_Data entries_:
BEGIN
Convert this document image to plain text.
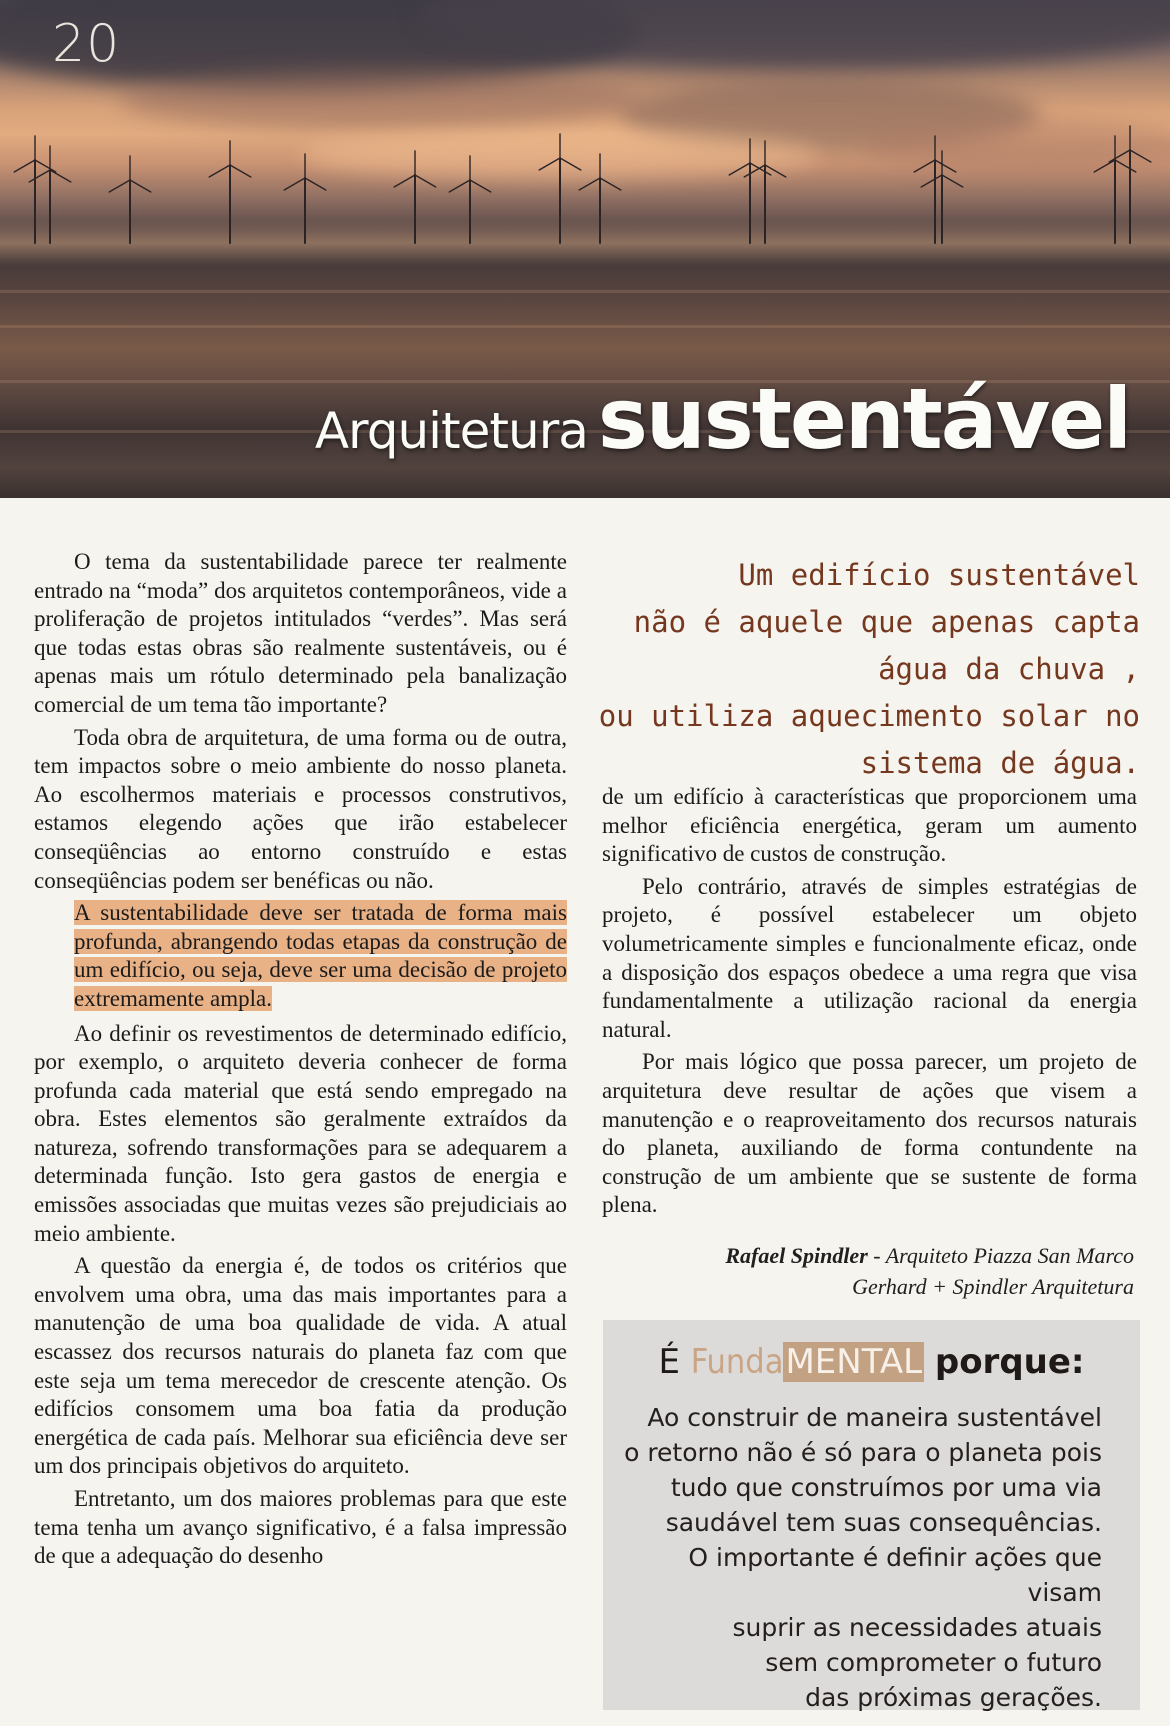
20
Arquitetura sustentável

O tema da sustentabilidade parece ter realmente entrado na “moda” dos arquitetos contemporâneos, vide a proliferação de projetos intitulados “verdes”. Mas será que todas estas obras são realmente sustentáveis, ou é apenas mais um rótulo determinado pela banalização comercial de um tema tão importante?

Toda obra de arquitetura, de uma forma ou de outra, tem impactos sobre o meio ambiente do nosso planeta. Ao escolhermos materiais e processos construtivos, estamos elegendo ações que irão estabelecer conseqüências ao entorno construído e estas conseqüências podem ser benéficas ou não.

A sustentabilidade deve ser tratada de forma mais profunda, abrangendo todas etapas da construção de um edifício, ou seja, deve ser uma decisão de projeto extremamente ampla.

Ao definir os revestimentos de determinado edifício, por exemplo, o arquiteto deveria conhecer de forma profunda cada material que está sendo empregado na obra. Estes elementos são geralmente extraídos da natureza, sofrendo transformações para se adequarem a determinada função. Isto gera gastos de energia e emissões associadas que muitas vezes são prejudiciais ao meio ambiente.

A questão da energia é, de todos os critérios que envolvem uma obra, uma das mais importantes para a manutenção de uma boa qualidade de vida. A atual escassez dos recursos naturais do planeta faz com que este seja um tema merecedor de crescente atenção. Os edifícios consomem uma boa fatia da produção energética de cada país. Melhorar sua eficiência deve ser um dos principais objetivos do arquiteto.

Entretanto, um dos maiores problemas para que este tema tenha um avanço significativo, é a falsa impressão de que a adequação do desenho

Um edifício sustentável
não é aquele que apenas capta
água da chuva ,
ou utiliza aquecimento solar no
sistema de água.

de um edifício à características que proporcionem uma melhor eficiência energética, geram um aumento significativo de custos de construção.

Pelo contrário, através de simples estratégias de projeto, é possível estabelecer um objeto volumetricamente simples e funcionalmente eficaz, onde a disposição dos espaços obedece a uma regra que visa fundamentalmente a utilização racional da energia natural.

Por mais lógico que possa parecer, um projeto de arquitetura deve resultar de ações que visem a manutenção e o reaproveitamento dos recursos naturais do planeta, auxiliando de forma contundente na construção de um ambiente que se sustente de forma plena.

Rafael Spindler - Arquiteto Piazza San Marco
Gerhard + Spindler Arquitetura
É FundaMENTAL porque:
Ao construir de maneira sustentável
o retorno não é só para o planeta pois
tudo que construímos por uma via
saudável tem suas consequências.
O importante é definir ações que visam
suprir as necessidades atuais
sem comprometer o futuro
das próximas gerações.
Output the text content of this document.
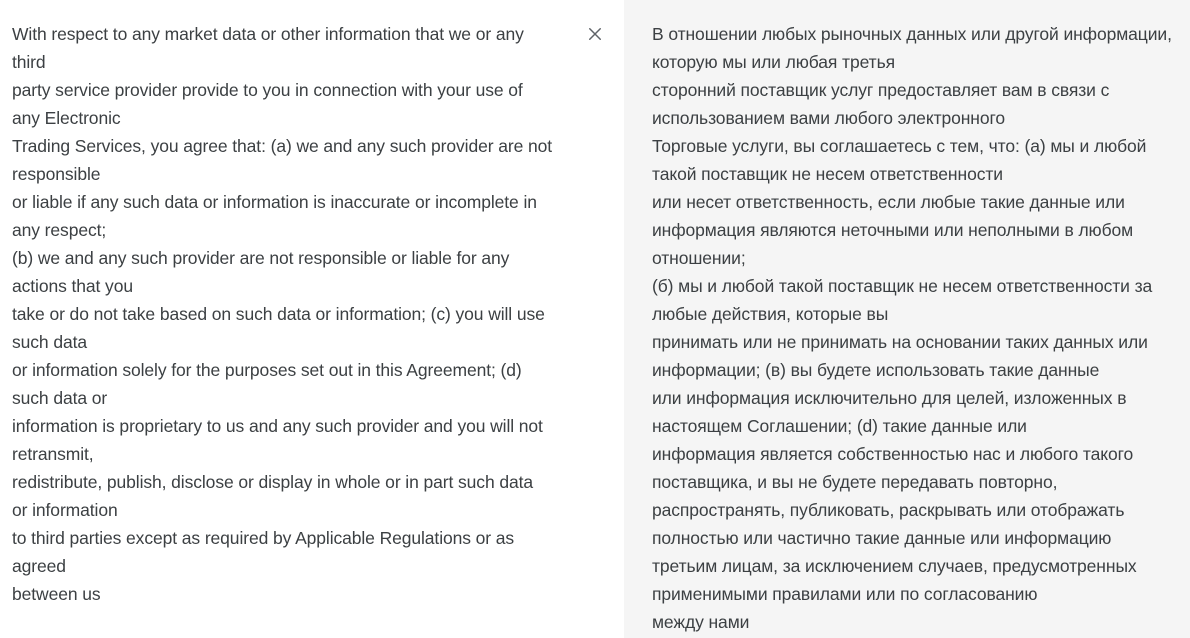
With respect to any market data or other information that we or any
third
party service provider provide to you in connection with your use of
any Electronic
Trading Services, you agree that: (a) we and any such provider are not
responsible
or liable if any such data or information is inaccurate or incomplete in
any respect;
(b) we and any such provider are not responsible or liable for any
actions that you
take or do not take based on such data or information; (c) you will use
such data
or information solely for the purposes set out in this Agreement; (d)
such data or
information is proprietary to us and any such provider and you will not
retransmit,
redistribute, publish, disclose or display in whole or in part such data
or information
to third parties except as required by Applicable Regulations or as
agreed
between us
В отношении любых рыночных данных или другой информации,
которую мы или любая третья
сторонний поставщик услуг предоставляет вам в связи с
использованием вами любого электронного
Торговые услуги, вы соглашаетесь с тем, что: (а) мы и любой
такой поставщик не несем ответственности
или несет ответственность, если любые такие данные или
информация являются неточными или неполными в любом
отношении;
(б) мы и любой такой поставщик не несем ответственности за
любые действия, которые вы
принимать или не принимать на основании таких данных или
информации; (в) вы будете использовать такие данные
или информация исключительно для целей, изложенных в
настоящем Соглашении; (d) такие данные или
информация является собственностью нас и любого такого
поставщика, и вы не будете передавать повторно,
распространять, публиковать, раскрывать или отображать
полностью или частично такие данные или информацию
третьим лицам, за исключением случаев, предусмотренных
применимыми правилами или по согласованию
между нами
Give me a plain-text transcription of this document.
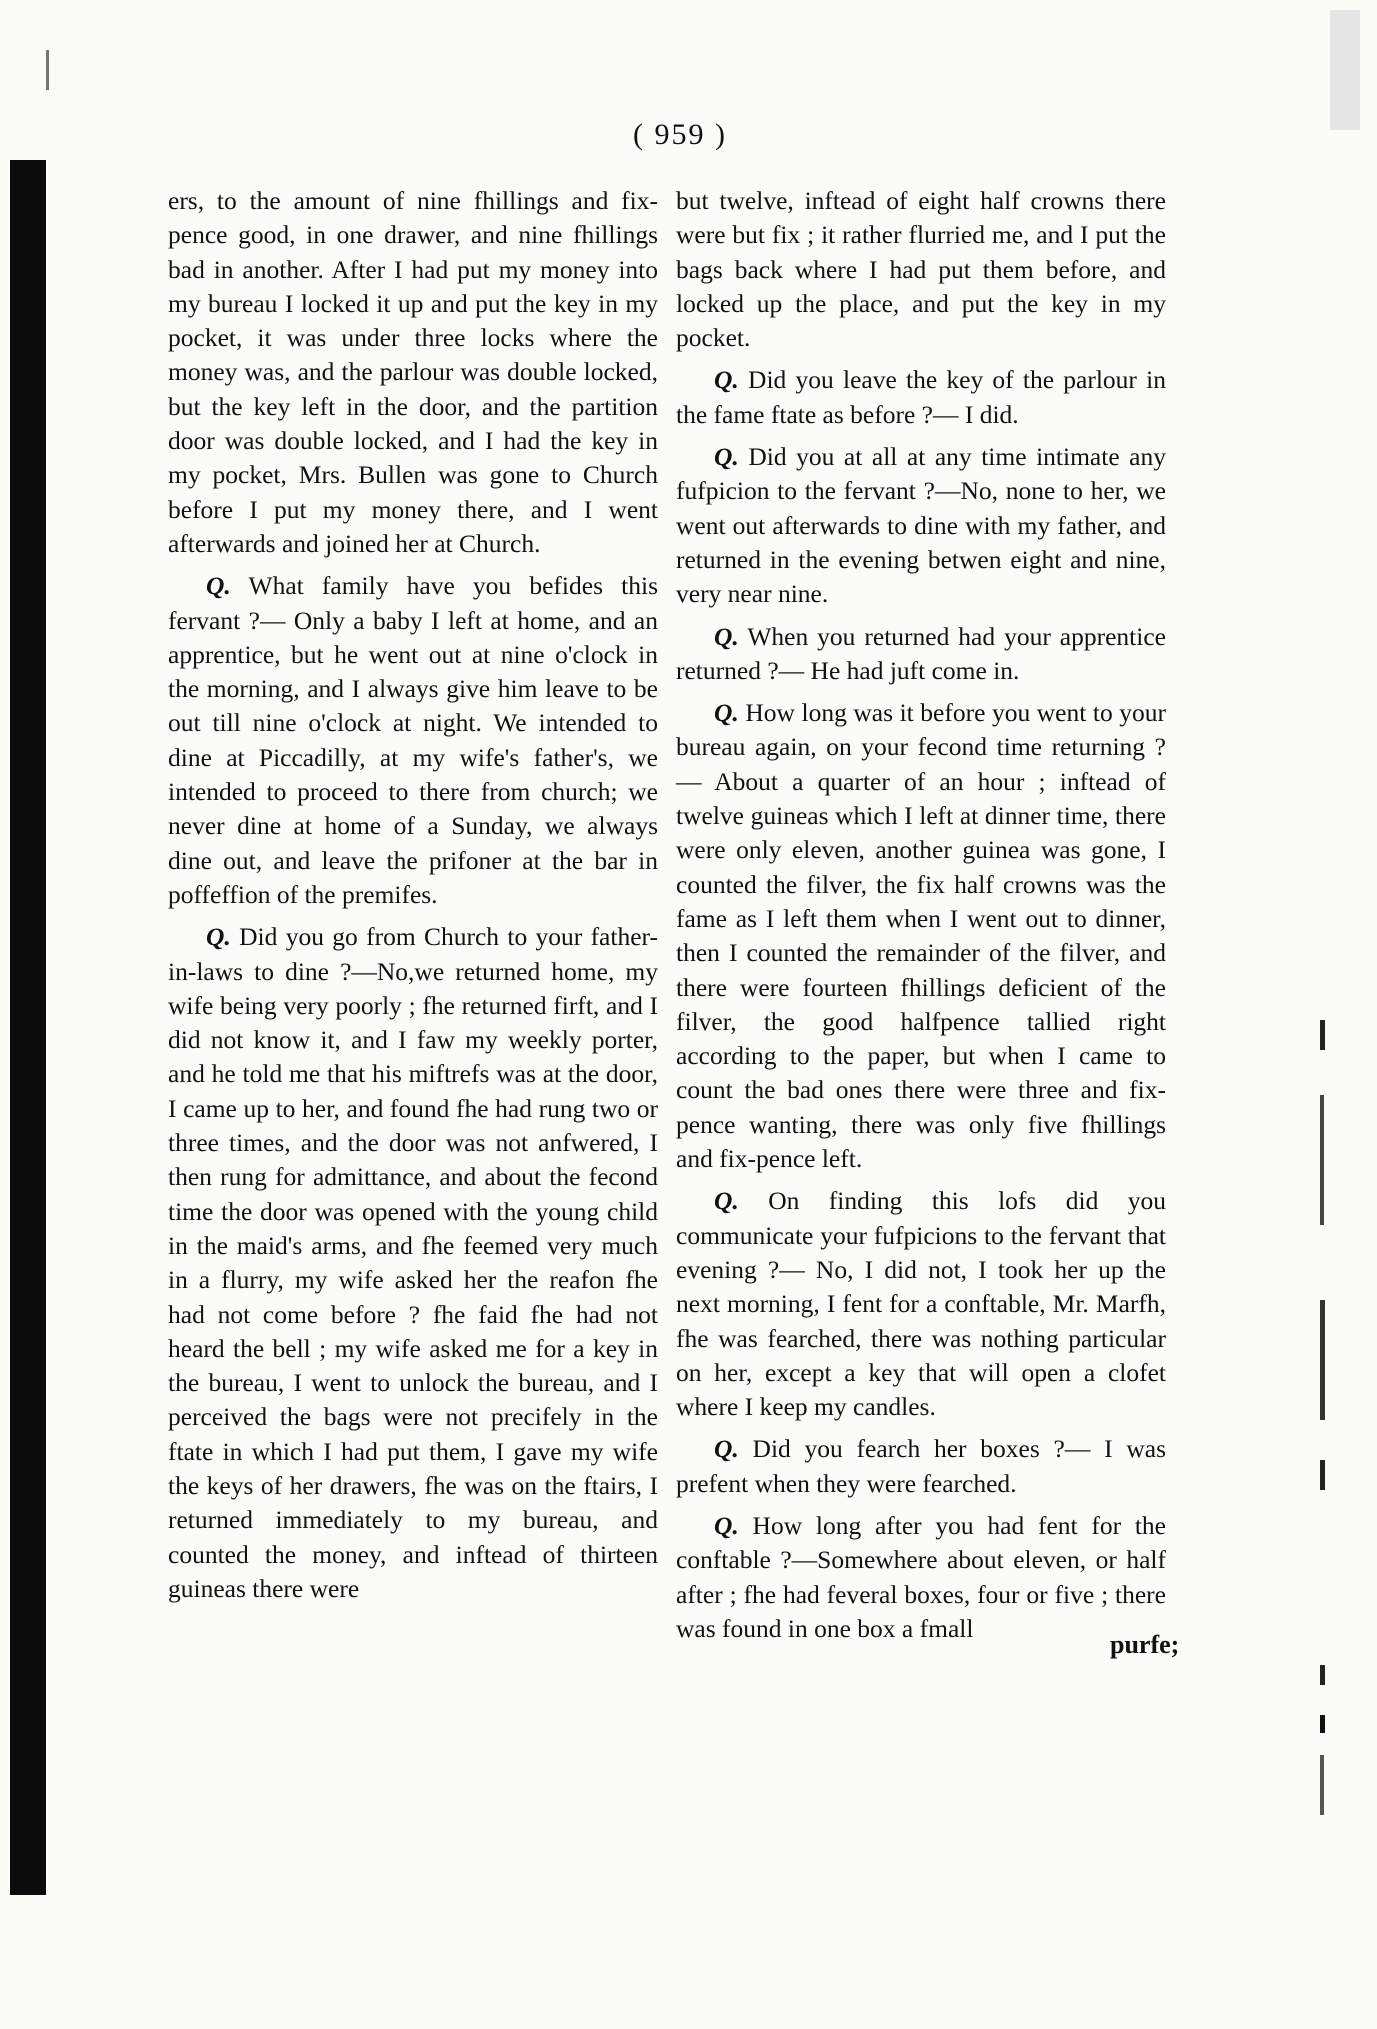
( 959 )

ers, to the amount of nine fhillings and fix-pence good, in one drawer, and nine fhillings bad in another. After I had put my money into my bureau I locked it up and put the key in my pocket, it was under three locks where the money was, and the parlour was double locked, but the key left in the door, and the partition door was double locked, and I had the key in my pocket, Mrs. Bullen was gone to Church before I put my money there, and I went afterwards and joined her at Church.

Q. What family have you befides this fervant ?— Only a baby I left at home, and an apprentice, but he went out at nine o'clock in the morning, and I always give him leave to be out till nine o'clock at night. We intended to dine at Piccadilly, at my wife's father's, we intended to proceed to there from church; we never dine at home of a Sunday, we always dine out, and leave the prifoner at the bar in poffeffion of the premifes.

Q. Did you go from Church to your father-in-laws to dine ?—No,we returned home, my wife being very poorly ; fhe returned firft, and I did not know it, and I faw my weekly porter, and he told me that his miftrefs was at the door, I came up to her, and found fhe had rung two or three times, and the door was not anfwered, I then rung for admittance, and about the fecond time the door was opened with the young child in the maid's arms, and fhe feemed very much in a flurry, my wife asked her the reafon fhe had not come before ? fhe faid fhe had not heard the bell ; my wife asked me for a key in the bureau, I went to unlock the bureau, and I perceived the bags were not precifely in the ftate in which I had put them, I gave my wife the keys of her drawers, fhe was on the ftairs, I returned immediately to my bureau, and counted the money, and inftead of thirteen guineas there were

but twelve, inftead of eight half crowns there were but fix ; it rather flurried me, and I put the bags back where I had put them before, and locked up the place, and put the key in my pocket.

Q. Did you leave the key of the parlour in the fame ftate as before ?— I did.

Q. Did you at all at any time intimate any fufpicion to the fervant ?—No, none to her, we went out afterwards to dine with my father, and returned in the evening betwen eight and nine, very near nine.

Q. When you returned had your apprentice returned ?— He had juft come in.

Q. How long was it before you went to your bureau again, on your fecond time returning ?— About a quarter of an hour ; inftead of twelve guineas which I left at dinner time, there were only eleven, another guinea was gone, I counted the filver, the fix half crowns was the fame as I left them when I went out to dinner, then I counted the remainder of the filver, and there were fourteen fhillings deficient of the filver, the good halfpence tallied right according to the paper, but when I came to count the bad ones there were three and fix-pence wanting, there was only five fhillings and fix-pence left.

Q. On finding this lofs did you communicate your fufpicions to the fervant that evening ?— No, I did not, I took her up the next morning, I fent for a conftable, Mr. Marfh, fhe was fearched, there was nothing particular on her, except a key that will open a clofet where I keep my candles.

Q. Did you fearch her boxes ?— I was prefent when they were fearched.

Q. How long after you had fent for the conftable ?—Somewhere about eleven, or half after ; fhe had feveral boxes, four or five ; there was found in one box a fmall

purfe;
END
Your task is to gather every line with the word "good" and copy it.

ers, to the amount of nine fhillings and fix-pence good, in one drawer, and nine fhillings bad in another. After I had put my money into my bureau I locked it up and put the key in my pocket, it was under three locks where the money was, and the parlour was double locked, but the key left in the door, and the partition door was double locked, and I had the key in my pocket, Mrs. Bullen was gone to Church before I put my money there, and I went afterwards and joined her at Church.
Q. How long was it before you went to your bureau again, on your fecond time returning ?— About a quarter of an hour ; inftead of twelve guineas which I left at dinner time, there were only eleven, another guinea was gone, I counted the filver, the fix half crowns was the fame as I left them when I went out to dinner, then I counted the remainder of the filver, and there were fourteen fhillings deficient of the filver, the good halfpence tallied right according to the paper, but when I came to count the bad ones there were three and fix-pence wanting, there was only five fhillings and fix-pence left.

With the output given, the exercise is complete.